Check each line of the material below for "указанных". Report how many have it, with no other words.

== Information given ==

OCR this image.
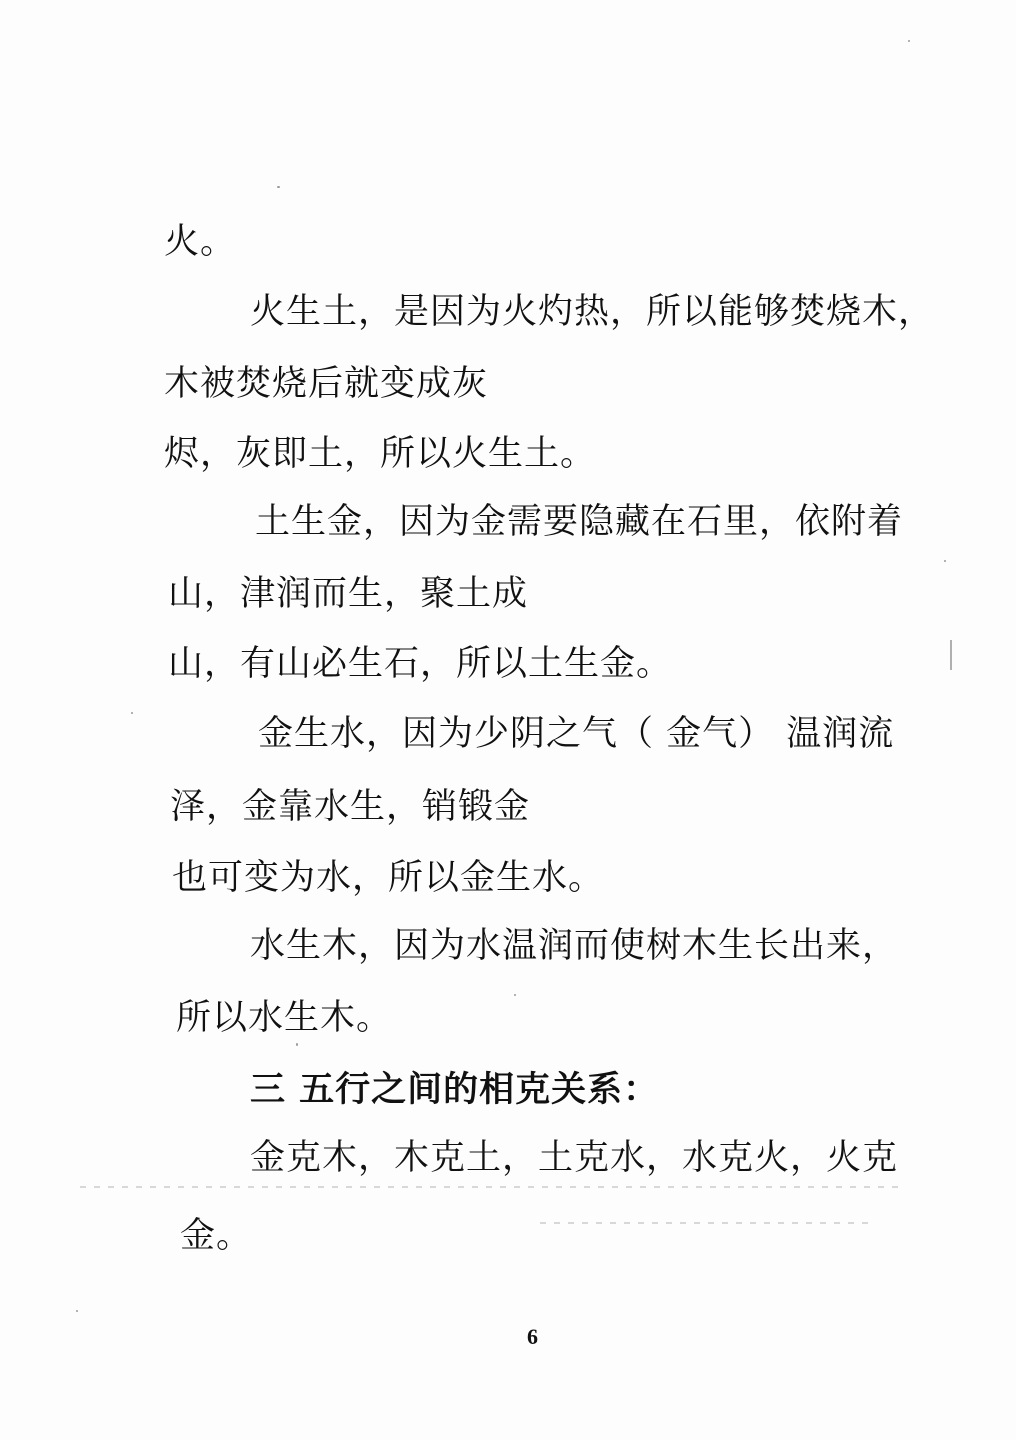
火。
火生土，是因为火灼热，所以能够焚烧木，
木被焚烧后就变成灰
烬，灰即土，所以火生土。
土生金，因为金需要隐藏在石里，依附着
山，津润而生，聚土成
山，有山必生石，所以土生金。
金生水，因为少阴之气（ 金气） 温润流
泽，金靠水生，销锻金
也可变为水，所以金生水。
水生木，因为水温润而使树木生长出来，
所以水生木。
三 五行之间的相克关系：
金克木，木克土，土克水，水克火，火克
金。
6
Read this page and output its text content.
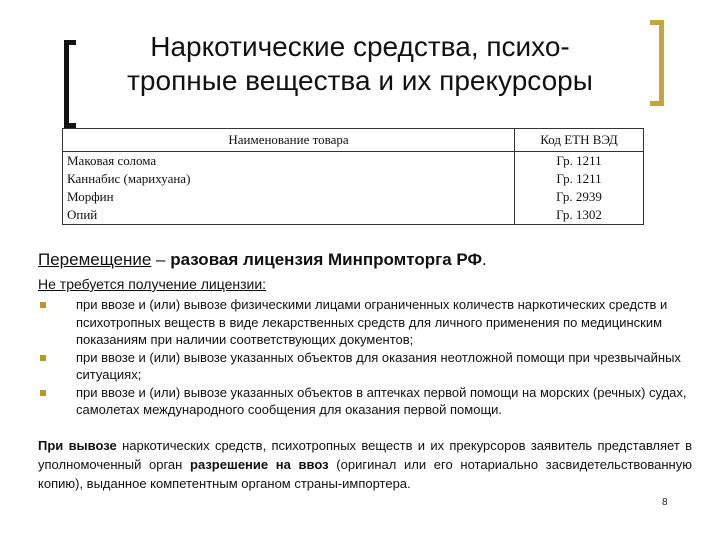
Наркотические средства, психо-
тропные вещества и их прекурсоры
Наименование товара	Код ЕТН ВЭД
Маковая солома	Гр. 1211
Каннабис (марихуана)	Гр. 1211
Морфин	Гр. 2939
Опий	Гр. 1302
Перемещение – разовая лицензия Минпромторга РФ.
Не требуется получение лицензии:
при ввозе и (или) вывозе физическими лицами ограниченных количеств наркотических средств и психотропных веществ в виде лекарственных средств для личного применения по медицинским показаниям при наличии соответствующих документов;
при ввозе и (или) вывозе указанных объектов для оказания неотложной помощи при чрезвычайных ситуациях;
при ввозе и (или) вывозе указанных объектов в аптечках первой помощи на морских (речных) судах, самолетах международного сообщения для оказания первой помощи.
При вывозе наркотических средств, психотропных веществ и их прекурсоров заявитель представляет в уполномоченный орган разрешение на ввоз (оригинал или его нотариально засвидетельствованную копию), выданное компетентным органом страны-импортера.
8
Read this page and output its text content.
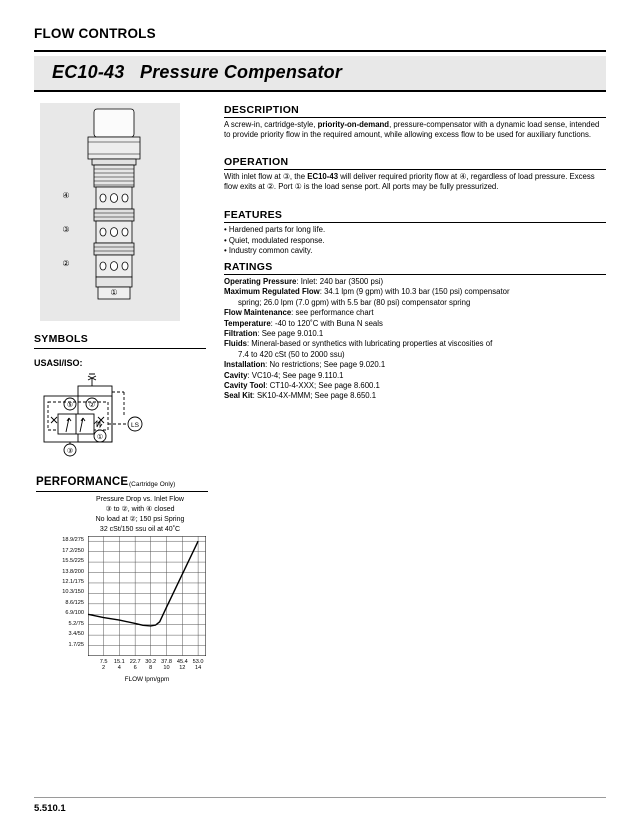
FLOW CONTROLS
EC10-43 Pressure Compensator
④
③
②
①
DESCRIPTION
A screw-in, cartridge-style, priority-on-demand, pressure-compensator with a dynamic load sense, intended to provide priority flow in the required amount, while allowing excess flow to be used for auxiliary functions.
OPERATION
With inlet flow at ③, the EC10-43 will deliver required priority flow at ④, regardless of load pressure. Excess flow exits at ②. Port ① is the load sense port. All ports may be fully pressurized.
FEATURES
• Hardened parts for long life.
• Quiet, modulated response.
• Industry common cavity.
RATINGS
Operating Pressure: Inlet: 240 bar (3500 psi)
Maximum Regulated Flow: 34.1 lpm (9 gpm) with 10.3 bar (150 psi) compensator
spring; 26.0 lpm (7.0 gpm) with 5.5 bar (80 psi) compensator spring
Flow Maintenance: see performance chart
Temperature: -40 to 120˚C with Buna N seals
Filtration: See page 9.010.1
Fluids: Mineral-based or synthetics with lubricating properties at viscosities of
7.4 to 420 cSt (50 to 2000 ssu)
Installation: No restrictions; See page 9.020.1
Cavity: VC10-4; See page 9.110.1
Cavity Tool: CT10-4-XXX; See page 8.600.1
Seal Kit: SK10-4X-MMM; See page 8.650.1
SYMBOLS
USASI/ISO:
⑤ ②
③
①
LS
PERFORMANCE (Cartridge Only)
Pressure Drop vs. Inlet Flow
③ to ②, with ④ closed
No load at ②; 150 psi Spring
32 cSt/150 ssu oil at 40˚C
1.7/25
3.4/50
5.2/75
6.9/100
8.6/125
10.3/150
12.1/175
13.8/200
15.5/225
17.2/250
18.9/275
7.5
2
15.1
4
22.7
6
30.2
8
37.8
10
45.4
12
53.0
14
FLOW lpm/gpm
5.510.1
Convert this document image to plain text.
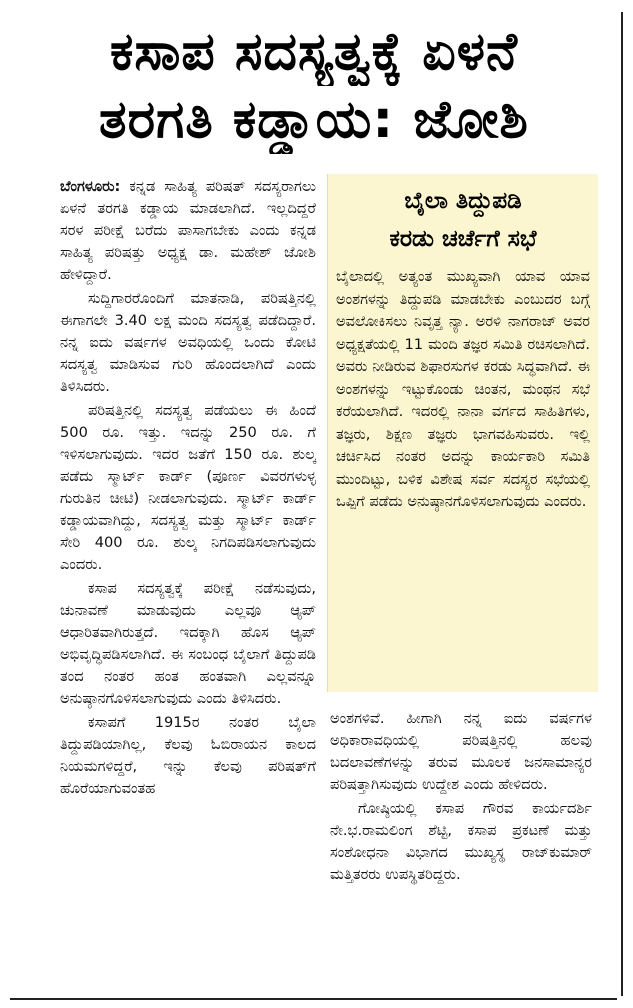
ಕಸಾಪ ಸದಸ್ಯತ್ವಕ್ಕೆ ಏಳನೆ
ತರಗತಿ ಕಡ್ಡಾಯ: ಜೋಶಿ

ಬೆಂಗಳೂರು: ಕನ್ನಡ ಸಾಹಿತ್ಯ ಪರಿಷತ್ ಸದಸ್ಯರಾಗಲು ಏಳನೆ ತರಗತಿ ಕಡ್ಡಾಯ ಮಾಡಲಾಗಿದೆ. ಇಲ್ಲದಿದ್ದರೆ ಸರಳ ಪರೀಕ್ಷೆ ಬರೆದು ಪಾಸಾಗಬೇಕು ಎಂದು ಕನ್ನಡ ಸಾಹಿತ್ಯ ಪರಿಷತ್ತು ಅಧ್ಯಕ್ಷ ಡಾ. ಮಹೇಶ್ ಜೋಶಿ ಹೇಳಿದ್ದಾರೆ.

ಸುದ್ದಿಗಾರರೊಂದಿಗೆ ಮಾತನಾಡಿ, ಪರಿಷತ್ತಿನಲ್ಲಿ ಈಗಾಗಲೇ 3.40 ಲಕ್ಷ ಮಂದಿ ಸದಸ್ಯತ್ವ ಪಡೆದಿದ್ದಾರೆ. ನನ್ನ ಐದು ವರ್ಷಗಳ ಅವಧಿಯಲ್ಲಿ ಒಂದು ಕೋಟಿ ಸದಸ್ಯತ್ವ ಮಾಡಿಸುವ ಗುರಿ ಹೊಂದಲಾಗಿದೆ ಎಂದು ತಿಳಿಸಿದರು.

ಪರಿಷತ್ತಿನಲ್ಲಿ ಸದಸ್ಯತ್ವ ಪಡೆಯಲು ಈ ಹಿಂದೆ 500 ರೂ. ಇತ್ತು. ಇದನ್ನು 250 ರೂ. ಗೆ ಇಳಿಸಲಾಗುವುದು. ಇದರ ಜತೆಗೆ 150 ರೂ. ಶುಲ್ಕ ಪಡೆದು ಸ್ಮಾರ್ಟ್ ಕಾರ್ಡ್ (ಪೂರ್ಣ ವಿವರಗಳುಳ್ಳ ಗುರುತಿನ ಚೀಟಿ) ನೀಡಲಾಗುವುದು. ಸ್ಮಾರ್ಟ್ ಕಾರ್ಡ್ ಕಡ್ಡಾಯವಾಗಿದ್ದು, ಸದಸ್ಯತ್ವ ಮತ್ತು ಸ್ಮಾರ್ಟ್ ಕಾರ್ಡ್ ಸೇರಿ 400 ರೂ. ಶುಲ್ಕ ನಿಗದಿಪಡಿಸಲಾಗುವುದು ಎಂದರು.

ಕಸಾಪ ಸದಸ್ಯತ್ವಕ್ಕೆ ಪರೀಕ್ಷೆ ನಡೆಸುವುದು, ಚುನಾವಣೆ ಮಾಡುವುದು ಎಲ್ಲವೂ ಆ್ಯಪ್ ಆಧಾರಿತವಾಗಿರುತ್ತದೆ. ಇದಕ್ಕಾಗಿ ಹೊಸ ಆ್ಯಪ್ ಅಭಿವೃದ್ಧಿಪಡಿಸಲಾಗಿದೆ. ಈ ಸಂಬಂಧ ಬೈಲಾಗೆ ತಿದ್ದುಪಡಿ ತಂದ ನಂತರ ಹಂತ ಹಂತವಾಗಿ ಎಲ್ಲವನ್ನೂ ಅನುಷ್ಠಾನಗೊಳಿಸಲಾಗುವುದು ಎಂದು ತಿಳಿಸಿದರು.

ಕಸಾಪಗೆ 1915ರ ನಂತರ ಬೈಲಾ ತಿದ್ದುಪಡಿಯಾಗಿಲ್ಲ, ಕೆಲವು ಓಬಿರಾಯನ ಕಾಲದ ನಿಯಮಗಳಿದ್ದರೆ, ಇನ್ನು ಕೆಲವು ಪರಿಷತ್‌ಗೆ ಹೊರೆಯಾಗುವಂತಹ

ಬೈಲಾ ತಿದ್ದುಪಡಿ
ಕರಡು ಚರ್ಚೆಗೆ ಸಭೆ

ಬೈಲಾದಲ್ಲಿ ಅತ್ಯಂತ ಮುಖ್ಯವಾಗಿ ಯಾವ ಯಾವ ಅಂಶಗಳನ್ನು ತಿದ್ದುಪಡಿ ಮಾಡಬೇಕು ಎಂಬುದರ ಬಗ್ಗೆ ಅವಲೋಕಿಸಲು ನಿವೃತ್ತ ನ್ಯಾ. ಅರಳಿ ನಾಗರಾಜ್ ಅವರ ಅಧ್ಯಕ್ಷತೆಯಲ್ಲಿ 11 ಮಂದಿ ತಜ್ಞರ ಸಮಿತಿ ರಚಿಸಲಾಗಿದೆ. ಅವರು ನೀಡಿರುವ ಶಿಫಾರಸುಗಳ ಕರಡು ಸಿದ್ಧವಾಗಿದೆ. ಈ ಅಂಶಗಳನ್ನು ಇಟ್ಟುಕೊಂಡು ಚಿಂತನ, ಮಂಥನ ಸಭೆ ಕರೆಯಲಾಗಿದೆ. ಇದರಲ್ಲಿ ನಾನಾ ವರ್ಗದ ಸಾಹಿತಿಗಳು, ತಜ್ಞರು, ಶಿಕ್ಷಣ ತಜ್ಞರು ಭಾಗವಹಿಸುವರು. ಇಲ್ಲಿ ಚರ್ಚಿಸಿದ ನಂತರ ಅದನ್ನು ಕಾರ್ಯಕಾರಿ ಸಮಿತಿ ಮುಂದಿಟ್ಟು, ಬಳಿಕ ವಿಶೇಷ ಸರ್ವ ಸದಸ್ಯರ ಸಭೆಯಲ್ಲಿ ಒಪ್ಪಿಗೆ ಪಡೆದು ಅನುಷ್ಠಾನಗೊಳಿಸಲಾಗುವುದು ಎಂದರು.

ಅಂಶಗಳಿವೆ. ಹೀಗಾಗಿ ನನ್ನ ಐದು ವರ್ಷಗಳ ಅಧಿಕಾರಾವಧಿಯಲ್ಲಿ ಪರಿಷತ್ತಿನಲ್ಲಿ ಹಲವು ಬದಲಾವಣೆಗಳನ್ನು ತರುವ ಮೂಲಕ ಜನಸಾಮಾನ್ಯರ ಪರಿಷತ್ತಾಗಿಸುವುದು ಉದ್ದೇಶ ಎಂದು ಹೇಳಿದರು.

ಗೋಷ್ಠಿಯಲ್ಲಿ ಕಸಾಪ ಗೌರವ ಕಾರ್ಯದರ್ಶಿ ನೇ.ಭ.ರಾಮಲಿಂಗ ಶೆಟ್ಟಿ, ಕಸಾಪ ಪ್ರಕಟಣೆ ಮತ್ತು ಸಂಶೋಧನಾ ವಿಭಾಗದ ಮುಖ್ಯಸ್ಥ ರಾಜ್‌ಕುಮಾರ್ ಮತ್ತಿತರರು ಉಪಸ್ಥಿತರಿದ್ದರು.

===

=== Correct output ===
2